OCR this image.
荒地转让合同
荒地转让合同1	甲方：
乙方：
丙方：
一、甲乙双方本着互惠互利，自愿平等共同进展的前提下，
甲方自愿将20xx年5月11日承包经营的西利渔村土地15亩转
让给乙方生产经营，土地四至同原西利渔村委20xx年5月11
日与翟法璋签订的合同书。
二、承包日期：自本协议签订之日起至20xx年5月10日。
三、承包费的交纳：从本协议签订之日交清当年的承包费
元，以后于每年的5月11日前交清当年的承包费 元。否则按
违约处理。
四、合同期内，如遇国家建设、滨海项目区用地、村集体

━━━━━━━━━━━━━━━━━━━━━━━━━━━━━━

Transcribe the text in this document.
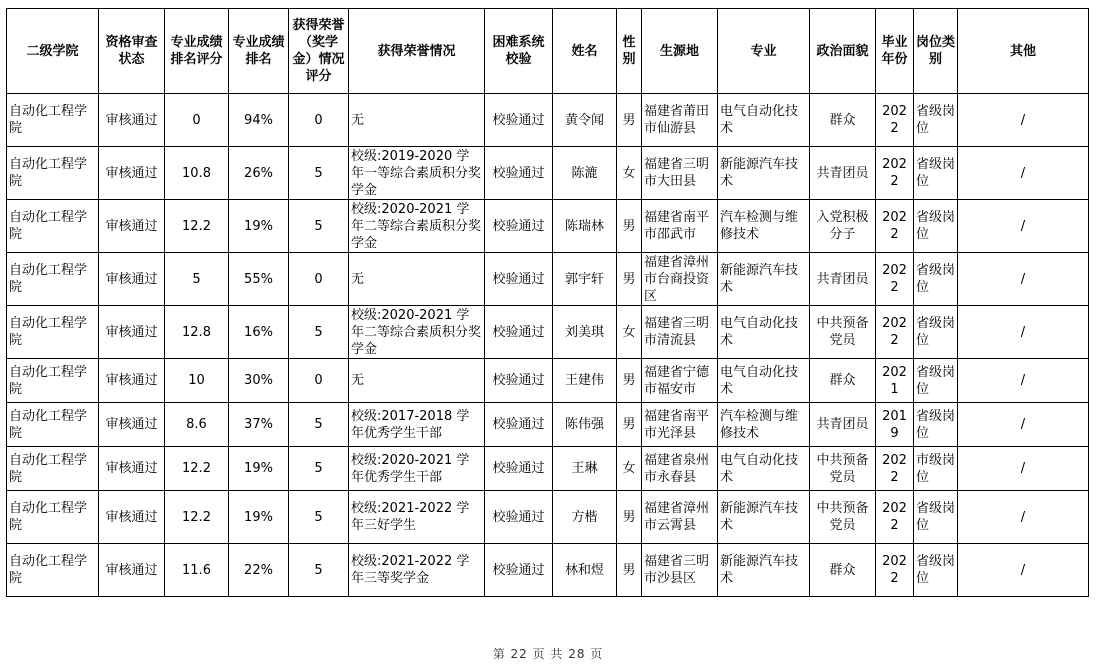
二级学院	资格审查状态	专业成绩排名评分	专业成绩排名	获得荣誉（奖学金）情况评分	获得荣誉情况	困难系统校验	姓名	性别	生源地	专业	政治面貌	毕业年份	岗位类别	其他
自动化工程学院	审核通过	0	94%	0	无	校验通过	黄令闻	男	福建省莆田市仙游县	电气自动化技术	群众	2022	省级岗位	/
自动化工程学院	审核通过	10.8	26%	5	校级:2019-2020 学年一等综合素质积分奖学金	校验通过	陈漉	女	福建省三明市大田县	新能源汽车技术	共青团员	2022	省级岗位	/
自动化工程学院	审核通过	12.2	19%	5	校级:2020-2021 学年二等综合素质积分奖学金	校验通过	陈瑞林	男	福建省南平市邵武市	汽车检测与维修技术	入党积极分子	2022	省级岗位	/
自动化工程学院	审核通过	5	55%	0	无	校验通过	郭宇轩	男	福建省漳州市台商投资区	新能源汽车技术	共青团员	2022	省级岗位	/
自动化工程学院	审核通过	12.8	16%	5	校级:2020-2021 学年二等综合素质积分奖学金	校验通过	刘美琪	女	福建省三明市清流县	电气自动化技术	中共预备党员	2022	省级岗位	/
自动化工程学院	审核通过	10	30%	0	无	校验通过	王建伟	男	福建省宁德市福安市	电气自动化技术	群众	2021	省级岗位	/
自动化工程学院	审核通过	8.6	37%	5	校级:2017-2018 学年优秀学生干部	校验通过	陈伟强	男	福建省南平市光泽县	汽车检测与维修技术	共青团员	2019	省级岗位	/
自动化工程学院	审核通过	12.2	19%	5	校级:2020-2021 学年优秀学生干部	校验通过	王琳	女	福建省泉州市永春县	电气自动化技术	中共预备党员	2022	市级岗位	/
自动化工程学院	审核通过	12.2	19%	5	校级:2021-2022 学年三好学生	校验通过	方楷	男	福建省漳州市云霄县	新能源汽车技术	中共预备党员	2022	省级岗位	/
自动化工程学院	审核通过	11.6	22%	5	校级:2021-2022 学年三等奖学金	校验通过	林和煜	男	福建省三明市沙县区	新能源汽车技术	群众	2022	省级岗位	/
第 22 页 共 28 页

━━━━━━━━━━━━━━━━━━━━━━━━━━━━━━

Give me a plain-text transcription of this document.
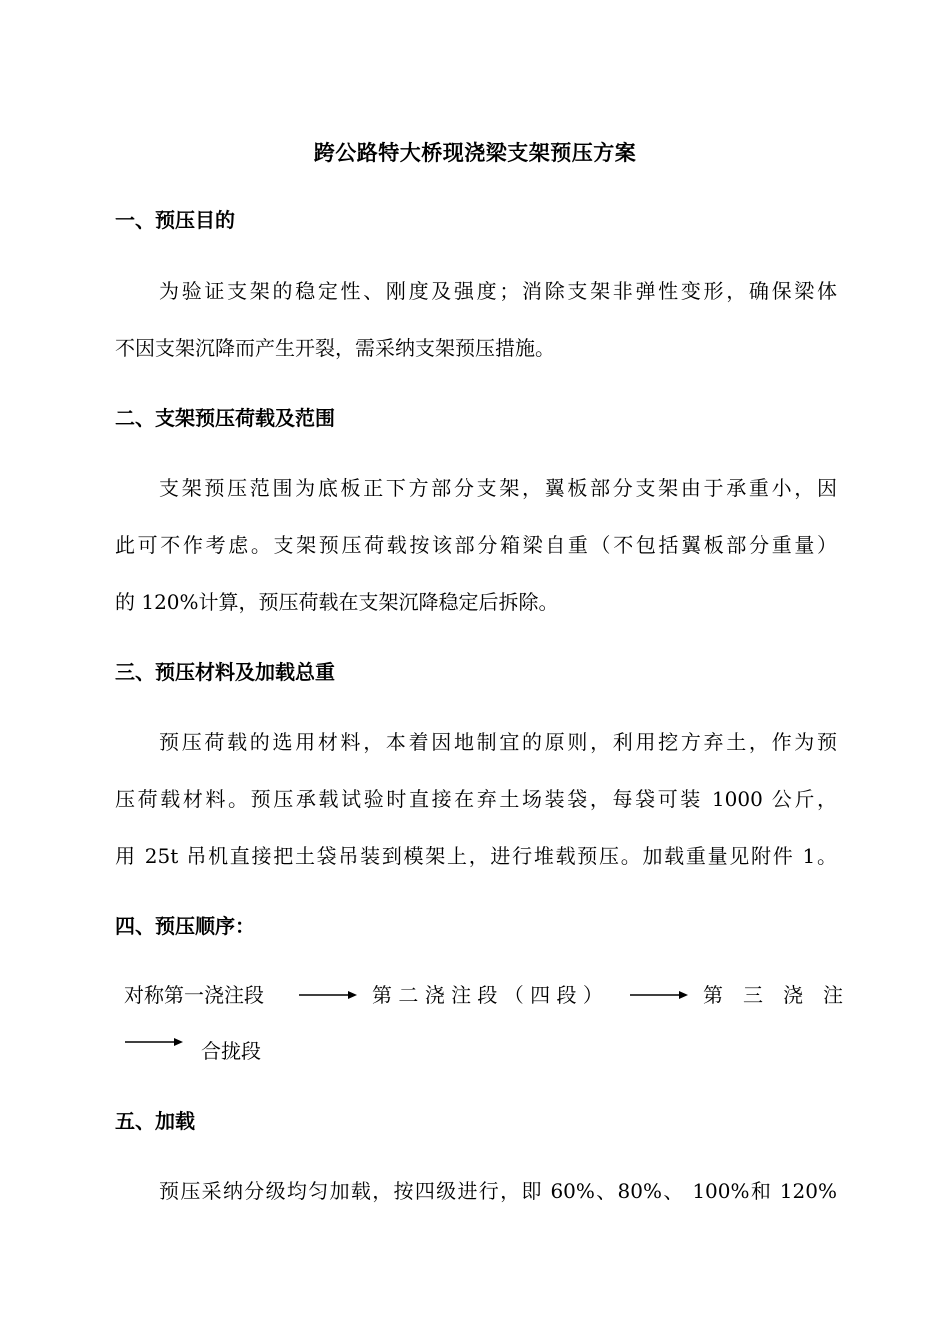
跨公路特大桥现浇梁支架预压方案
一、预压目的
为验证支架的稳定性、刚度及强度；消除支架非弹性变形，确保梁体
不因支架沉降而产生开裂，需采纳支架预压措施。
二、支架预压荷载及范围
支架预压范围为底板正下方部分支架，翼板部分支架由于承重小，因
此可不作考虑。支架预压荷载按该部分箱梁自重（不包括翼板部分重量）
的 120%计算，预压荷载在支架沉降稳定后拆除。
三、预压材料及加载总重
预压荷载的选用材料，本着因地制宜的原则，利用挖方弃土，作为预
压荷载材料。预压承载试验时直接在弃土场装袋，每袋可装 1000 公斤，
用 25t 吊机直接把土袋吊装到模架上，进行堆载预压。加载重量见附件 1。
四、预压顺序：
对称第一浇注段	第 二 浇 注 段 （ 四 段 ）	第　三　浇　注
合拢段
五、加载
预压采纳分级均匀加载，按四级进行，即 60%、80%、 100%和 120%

━━━━━━━━━━━━━━━━━━━━━━━━━━━━━━

■ EXERCISE PROMPT
Using the listing above, pull out all lines that hold the word "电气自动化技术".

■ FULL SOLUTION
自动化工程学院	审核通过	0	94%	0	无	校验通过	黄令闻	男	福建省莆田市仙游县	电气自动化技术	群众	2022	省级岗位	/
自动化工程学院	审核通过	12.8	16%	5	校级:2020-2021 学年二等综合素质积分奖学金	校验通过	刘美琪	女	福建省三明市清流县	电气自动化技术	中共预备党员	2022	省级岗位	/
自动化工程学院	审核通过	10	30%	0	无	校验通过	王建伟	男	福建省宁德市福安市	电气自动化技术	群众	2021	省级岗位	/
自动化工程学院	审核通过	12.2	19%	5	校级:2020-2021 学年优秀学生干部	校验通过	王琳	女	福建省泉州市永春县	电气自动化技术	中共预备党员	2022	市级岗位	/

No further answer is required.